● What the exercise asks
Turn the lines of each of the records below into a numbered list, omitting any blank lines.

● Records supplied

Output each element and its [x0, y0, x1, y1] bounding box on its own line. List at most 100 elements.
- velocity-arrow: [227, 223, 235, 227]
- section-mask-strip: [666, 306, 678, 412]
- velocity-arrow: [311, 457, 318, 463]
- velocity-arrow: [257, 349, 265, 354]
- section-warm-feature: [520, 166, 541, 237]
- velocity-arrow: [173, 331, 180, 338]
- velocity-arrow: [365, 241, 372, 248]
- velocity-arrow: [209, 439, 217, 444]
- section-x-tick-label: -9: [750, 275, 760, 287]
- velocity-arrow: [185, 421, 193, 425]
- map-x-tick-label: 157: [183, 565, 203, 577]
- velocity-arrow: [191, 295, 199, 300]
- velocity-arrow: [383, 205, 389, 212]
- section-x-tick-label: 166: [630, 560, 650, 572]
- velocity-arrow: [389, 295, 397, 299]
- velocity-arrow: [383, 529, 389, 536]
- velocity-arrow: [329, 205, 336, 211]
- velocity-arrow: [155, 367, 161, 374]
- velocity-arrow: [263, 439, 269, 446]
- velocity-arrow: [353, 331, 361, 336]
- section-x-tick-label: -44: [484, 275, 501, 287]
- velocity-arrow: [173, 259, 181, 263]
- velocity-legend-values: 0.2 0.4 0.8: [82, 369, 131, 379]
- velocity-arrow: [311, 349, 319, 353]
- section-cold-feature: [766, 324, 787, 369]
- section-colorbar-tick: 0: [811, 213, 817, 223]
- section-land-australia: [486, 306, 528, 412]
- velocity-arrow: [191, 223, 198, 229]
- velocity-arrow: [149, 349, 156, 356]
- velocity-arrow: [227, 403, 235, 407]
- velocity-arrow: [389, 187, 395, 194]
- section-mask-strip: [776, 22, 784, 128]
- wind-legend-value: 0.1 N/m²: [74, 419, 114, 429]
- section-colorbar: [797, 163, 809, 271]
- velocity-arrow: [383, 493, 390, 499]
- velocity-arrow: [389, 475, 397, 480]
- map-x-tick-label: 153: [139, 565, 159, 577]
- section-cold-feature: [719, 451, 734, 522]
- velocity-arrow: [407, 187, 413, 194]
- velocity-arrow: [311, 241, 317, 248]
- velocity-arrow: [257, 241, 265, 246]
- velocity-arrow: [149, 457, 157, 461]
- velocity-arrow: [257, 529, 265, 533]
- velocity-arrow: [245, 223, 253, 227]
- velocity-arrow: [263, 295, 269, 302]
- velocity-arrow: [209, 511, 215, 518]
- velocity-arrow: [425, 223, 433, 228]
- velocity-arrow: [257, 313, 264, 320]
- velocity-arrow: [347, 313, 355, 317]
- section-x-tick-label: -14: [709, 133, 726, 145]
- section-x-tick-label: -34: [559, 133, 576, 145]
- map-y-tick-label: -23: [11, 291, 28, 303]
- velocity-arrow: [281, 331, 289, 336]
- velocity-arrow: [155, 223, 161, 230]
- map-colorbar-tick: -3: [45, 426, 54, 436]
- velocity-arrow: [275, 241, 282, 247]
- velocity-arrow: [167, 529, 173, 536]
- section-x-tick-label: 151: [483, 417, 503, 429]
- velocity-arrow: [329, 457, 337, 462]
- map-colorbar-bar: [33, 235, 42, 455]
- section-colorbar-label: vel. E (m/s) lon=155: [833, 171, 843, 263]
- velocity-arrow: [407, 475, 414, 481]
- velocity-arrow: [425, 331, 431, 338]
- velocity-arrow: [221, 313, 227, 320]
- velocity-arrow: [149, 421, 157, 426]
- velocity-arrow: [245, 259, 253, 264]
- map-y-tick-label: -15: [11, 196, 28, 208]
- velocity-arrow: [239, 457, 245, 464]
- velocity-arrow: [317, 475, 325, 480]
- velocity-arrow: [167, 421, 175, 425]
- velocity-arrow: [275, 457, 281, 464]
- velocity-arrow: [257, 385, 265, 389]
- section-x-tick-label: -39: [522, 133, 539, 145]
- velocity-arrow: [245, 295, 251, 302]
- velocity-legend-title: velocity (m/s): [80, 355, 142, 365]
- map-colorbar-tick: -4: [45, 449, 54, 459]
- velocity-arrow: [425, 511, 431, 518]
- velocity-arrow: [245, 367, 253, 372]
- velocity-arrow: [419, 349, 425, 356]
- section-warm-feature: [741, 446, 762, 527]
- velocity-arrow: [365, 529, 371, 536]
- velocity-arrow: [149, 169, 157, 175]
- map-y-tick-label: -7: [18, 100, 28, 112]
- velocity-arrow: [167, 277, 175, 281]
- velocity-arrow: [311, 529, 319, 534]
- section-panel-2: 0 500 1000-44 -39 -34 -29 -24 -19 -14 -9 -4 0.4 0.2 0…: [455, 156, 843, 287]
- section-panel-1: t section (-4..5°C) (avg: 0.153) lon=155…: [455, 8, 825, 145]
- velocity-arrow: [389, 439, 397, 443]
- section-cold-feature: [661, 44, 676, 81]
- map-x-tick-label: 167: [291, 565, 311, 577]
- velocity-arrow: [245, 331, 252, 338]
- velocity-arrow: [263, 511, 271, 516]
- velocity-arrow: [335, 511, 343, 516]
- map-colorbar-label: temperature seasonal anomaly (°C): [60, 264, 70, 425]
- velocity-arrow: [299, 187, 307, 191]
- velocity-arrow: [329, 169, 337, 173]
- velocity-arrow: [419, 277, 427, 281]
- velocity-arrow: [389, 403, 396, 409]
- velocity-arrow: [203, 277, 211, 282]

● Reply to the task
1. Output each element and its [x0, y0, x1, y1] bounding box on its own line. List at most 100 elements.
2. - velocity-arrow: [227, 223, 235, 227]
3. - section-mask-strip: [666, 306, 678, 412]
4. - velocity-arrow: [311, 457, 318, 463]
5. - velocity-arrow: [257, 349, 265, 354]
6. - section-warm-feature: [520, 166, 541, 237]
7. - velocity-arrow: [173, 331, 180, 338]
8. - velocity-arrow: [365, 241, 372, 248]
9. - velocity-arrow: [209, 439, 217, 444]
10. - section-x-tick-label: -9: [750, 275, 760, 287]
11. - velocity-arrow: [185, 421, 193, 425]
12. - map-x-tick-label: 157: [183, 565, 203, 577]
13. - velocity-arrow: [191, 295, 199, 300]
14. - velocity-arrow: [383, 205, 389, 212]
15. - section-x-tick-label: 166: [630, 560, 650, 572]
16. - velocity-arrow: [389, 295, 397, 299]
17. - velocity-arrow: [383, 529, 389, 536]
18. - velocity-arrow: [329, 205, 336, 211]
19. - velocity-arrow: [155, 367, 161, 374]
20. - velocity-arrow: [263, 439, 269, 446]
21. - velocity-arrow: [353, 331, 361, 336]
22. - section-x-tick-label: -44: [484, 275, 501, 287]
23. - velocity-arrow: [173, 259, 181, 263]
24. - velocity-legend-values: 0.2 0.4 0.8: [82, 369, 131, 379]
25. - velocity-arrow: [311, 349, 319, 353]
26. - section-cold-feature: [766, 324, 787, 369]
27. - section-colorbar-tick: 0: [811, 213, 817, 223]
28. - section-land-australia: [486, 306, 528, 412]
29. - velocity-arrow: [191, 223, 198, 229]
30. - velocity-arrow: [149, 349, 156, 356]
31. - velocity-arrow: [227, 403, 235, 407]
32. - velocity-arrow: [389, 187, 395, 194]
33. - section-mask-strip: [776, 22, 784, 128]
34. - wind-legend-value: 0.1 N/m²: [74, 419, 114, 429]
35. - section-colorbar: [797, 163, 809, 271]
36. - velocity-arrow: [383, 493, 390, 499]
37. - velocity-arrow: [389, 475, 397, 480]
38. - map-x-tick-label: 153: [139, 565, 159, 577]
39. - section-cold-feature: [719, 451, 734, 522]
40. - velocity-arrow: [407, 187, 413, 194]
41. - velocity-arrow: [311, 241, 317, 248]
42. - velocity-arrow: [257, 241, 265, 246]
43. - velocity-arrow: [149, 457, 157, 461]
44. - velocity-arrow: [257, 529, 265, 533]
45. - velocity-arrow: [245, 223, 253, 227]
46. - velocity-arrow: [263, 295, 269, 302]
47. - velocity-arrow: [209, 511, 215, 518]
48. - velocity-arrow: [425, 223, 433, 228]
49. - velocity-arrow: [257, 313, 264, 320]
50. - velocity-arrow: [347, 313, 355, 317]
51. - section-x-tick-label: -14: [709, 133, 726, 145]
52. - section-x-tick-label: -34: [559, 133, 576, 145]
53. - map-y-tick-label: -23: [11, 291, 28, 303]
54. - velocity-arrow: [281, 331, 289, 336]
55. - velocity-arrow: [155, 223, 161, 230]
56. - map-colorbar-tick: -3: [45, 426, 54, 436]
57. - velocity-arrow: [275, 241, 282, 247]
58. - velocity-arrow: [167, 529, 173, 536]
59. - section-x-tick-label: 151: [483, 417, 503, 429]
60. - velocity-arrow: [329, 457, 337, 462]
61. - map-colorbar-bar: [33, 235, 42, 455]
62. - section-colorbar-label: vel. E (m/s) lon=155: [833, 171, 843, 263]
63. - velocity-arrow: [407, 475, 414, 481]
64. - velocity-arrow: [425, 331, 431, 338]
65. - velocity-arrow: [221, 313, 227, 320]
66. - velocity-arrow: [149, 421, 157, 426]
67. - velocity-arrow: [245, 259, 253, 264]
68. - map-y-tick-label: -15: [11, 196, 28, 208]
69. - velocity-arrow: [239, 457, 245, 464]
70. - velocity-arrow: [317, 475, 325, 480]
71. - velocity-arrow: [167, 421, 175, 425]
72. - velocity-arrow: [275, 457, 281, 464]
73. - velocity-arrow: [257, 385, 265, 389]
74. - section-x-tick-label: -39: [522, 133, 539, 145]
75. - velocity-arrow: [245, 295, 251, 302]
76. - velocity-legend-title: velocity (m/s): [80, 355, 142, 365]
77. - map-colorbar-tick: -4: [45, 449, 54, 459]
78. - velocity-arrow: [425, 511, 431, 518]
79. - velocity-arrow: [245, 367, 253, 372]
80. - velocity-arrow: [419, 349, 425, 356]
81. - section-warm-feature: [741, 446, 762, 527]
82. - velocity-arrow: [365, 529, 371, 536]
83. - velocity-arrow: [149, 169, 157, 175]
84. - map-y-tick-label: -7: [18, 100, 28, 112]
85. - velocity-arrow: [167, 277, 175, 281]
86. - velocity-arrow: [311, 529, 319, 534]
87. - section-panel-2: 0 500 1000-44 -39 -34 -29 -24 -19 -14 -9 -4 0.4 0.2 0…: [455, 156, 843, 287]
88. - section-panel-1: t section (-4..5°C) (avg: 0.153) lon=155…: [455, 8, 825, 145]
89. - velocity-arrow: [389, 439, 397, 443]
90. - section-cold-feature: [661, 44, 676, 81]
91. - map-x-tick-label: 167: [291, 565, 311, 577]
92. - velocity-arrow: [245, 331, 252, 338]
93. - velocity-arrow: [263, 511, 271, 516]
94. - velocity-arrow: [335, 511, 343, 516]
95. - map-colorbar-label: temperature seasonal anomaly (°C): [60, 264, 70, 425]
96. - velocity-arrow: [299, 187, 307, 191]
97. - velocity-arrow: [329, 169, 337, 173]
98. - velocity-arrow: [419, 277, 427, 281]
99. - velocity-arrow: [389, 403, 396, 409]
100. - velocity-arrow: [203, 277, 211, 282]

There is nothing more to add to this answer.